## TASK INSTRUCTIONS
Lines that include the word "Warren" are the ones to copy.

Dataset items
::::
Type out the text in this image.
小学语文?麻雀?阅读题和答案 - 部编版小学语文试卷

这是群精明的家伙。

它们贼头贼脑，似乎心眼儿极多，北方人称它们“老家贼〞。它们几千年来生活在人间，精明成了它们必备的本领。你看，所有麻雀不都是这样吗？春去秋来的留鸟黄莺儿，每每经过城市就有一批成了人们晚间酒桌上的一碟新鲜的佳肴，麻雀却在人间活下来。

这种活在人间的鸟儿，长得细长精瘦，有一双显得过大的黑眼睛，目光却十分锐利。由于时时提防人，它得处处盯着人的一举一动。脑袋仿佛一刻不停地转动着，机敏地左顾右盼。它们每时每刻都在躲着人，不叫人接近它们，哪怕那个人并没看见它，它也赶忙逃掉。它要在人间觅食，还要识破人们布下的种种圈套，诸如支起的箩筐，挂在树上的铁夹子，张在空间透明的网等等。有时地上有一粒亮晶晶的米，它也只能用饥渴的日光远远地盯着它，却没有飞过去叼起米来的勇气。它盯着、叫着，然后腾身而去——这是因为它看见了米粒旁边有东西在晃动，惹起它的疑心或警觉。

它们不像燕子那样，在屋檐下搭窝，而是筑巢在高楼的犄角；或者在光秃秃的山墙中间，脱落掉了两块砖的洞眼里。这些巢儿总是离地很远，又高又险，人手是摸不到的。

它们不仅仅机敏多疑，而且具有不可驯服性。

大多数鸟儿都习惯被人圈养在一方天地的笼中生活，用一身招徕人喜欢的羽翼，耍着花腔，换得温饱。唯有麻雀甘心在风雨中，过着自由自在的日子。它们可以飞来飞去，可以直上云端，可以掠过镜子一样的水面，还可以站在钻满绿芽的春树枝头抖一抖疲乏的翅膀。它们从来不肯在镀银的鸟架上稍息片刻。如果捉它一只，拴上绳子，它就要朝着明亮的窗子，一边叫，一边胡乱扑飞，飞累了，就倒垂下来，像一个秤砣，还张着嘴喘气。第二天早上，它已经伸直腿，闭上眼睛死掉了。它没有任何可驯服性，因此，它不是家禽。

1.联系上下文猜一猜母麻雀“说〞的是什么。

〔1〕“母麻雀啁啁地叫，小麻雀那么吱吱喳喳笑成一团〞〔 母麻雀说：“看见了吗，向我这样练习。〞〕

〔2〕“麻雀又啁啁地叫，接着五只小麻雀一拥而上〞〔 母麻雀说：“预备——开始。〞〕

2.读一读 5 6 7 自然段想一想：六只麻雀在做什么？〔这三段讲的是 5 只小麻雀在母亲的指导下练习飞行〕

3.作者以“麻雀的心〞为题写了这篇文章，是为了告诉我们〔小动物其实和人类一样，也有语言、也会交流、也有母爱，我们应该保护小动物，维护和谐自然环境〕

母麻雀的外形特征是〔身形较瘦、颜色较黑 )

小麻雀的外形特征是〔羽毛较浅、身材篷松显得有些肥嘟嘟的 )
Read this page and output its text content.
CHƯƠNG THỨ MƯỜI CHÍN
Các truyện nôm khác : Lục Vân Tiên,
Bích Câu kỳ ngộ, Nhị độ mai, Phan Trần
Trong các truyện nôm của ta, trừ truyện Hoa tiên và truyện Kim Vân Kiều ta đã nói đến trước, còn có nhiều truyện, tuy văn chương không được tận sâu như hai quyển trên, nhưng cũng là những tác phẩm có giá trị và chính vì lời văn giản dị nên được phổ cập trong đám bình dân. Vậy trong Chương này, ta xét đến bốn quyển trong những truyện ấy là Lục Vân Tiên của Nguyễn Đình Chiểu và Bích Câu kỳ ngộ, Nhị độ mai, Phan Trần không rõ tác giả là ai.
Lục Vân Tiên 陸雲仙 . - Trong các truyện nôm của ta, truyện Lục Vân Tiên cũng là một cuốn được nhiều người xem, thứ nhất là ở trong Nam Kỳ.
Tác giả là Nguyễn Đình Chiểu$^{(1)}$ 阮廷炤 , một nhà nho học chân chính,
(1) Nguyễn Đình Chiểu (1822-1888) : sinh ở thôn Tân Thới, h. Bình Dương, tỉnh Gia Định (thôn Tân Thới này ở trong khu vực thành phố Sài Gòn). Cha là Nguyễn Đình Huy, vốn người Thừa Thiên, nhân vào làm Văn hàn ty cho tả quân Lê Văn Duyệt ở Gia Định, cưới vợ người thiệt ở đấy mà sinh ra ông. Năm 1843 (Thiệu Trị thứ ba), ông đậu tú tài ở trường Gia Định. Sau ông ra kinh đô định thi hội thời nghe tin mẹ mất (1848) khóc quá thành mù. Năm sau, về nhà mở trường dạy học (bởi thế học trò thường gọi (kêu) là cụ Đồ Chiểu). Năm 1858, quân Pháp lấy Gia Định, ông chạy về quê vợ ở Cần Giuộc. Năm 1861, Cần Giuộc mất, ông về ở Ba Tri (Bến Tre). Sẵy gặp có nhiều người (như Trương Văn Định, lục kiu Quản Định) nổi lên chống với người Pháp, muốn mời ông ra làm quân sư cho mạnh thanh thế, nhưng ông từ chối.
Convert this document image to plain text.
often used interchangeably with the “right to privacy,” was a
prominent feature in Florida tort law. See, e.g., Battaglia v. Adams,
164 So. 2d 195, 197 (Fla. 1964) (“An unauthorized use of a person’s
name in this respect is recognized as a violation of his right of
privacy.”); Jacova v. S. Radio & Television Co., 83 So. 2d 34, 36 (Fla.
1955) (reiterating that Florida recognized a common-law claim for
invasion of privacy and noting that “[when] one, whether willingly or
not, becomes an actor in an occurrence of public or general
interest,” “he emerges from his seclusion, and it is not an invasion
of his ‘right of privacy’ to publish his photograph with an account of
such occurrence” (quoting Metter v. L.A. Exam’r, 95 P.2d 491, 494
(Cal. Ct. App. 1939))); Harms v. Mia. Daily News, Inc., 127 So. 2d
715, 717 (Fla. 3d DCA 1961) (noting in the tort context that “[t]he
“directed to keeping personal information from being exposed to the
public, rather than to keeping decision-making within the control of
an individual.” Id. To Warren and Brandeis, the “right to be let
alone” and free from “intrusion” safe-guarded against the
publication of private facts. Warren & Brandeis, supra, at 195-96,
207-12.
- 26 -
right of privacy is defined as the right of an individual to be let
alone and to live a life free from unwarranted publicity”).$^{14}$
::::
## RIGHT ANSWER
an individual.” Id. To Warren and Brandeis, the “right to be let
publication of private facts. Warren & Brandeis, supra, at 195-96,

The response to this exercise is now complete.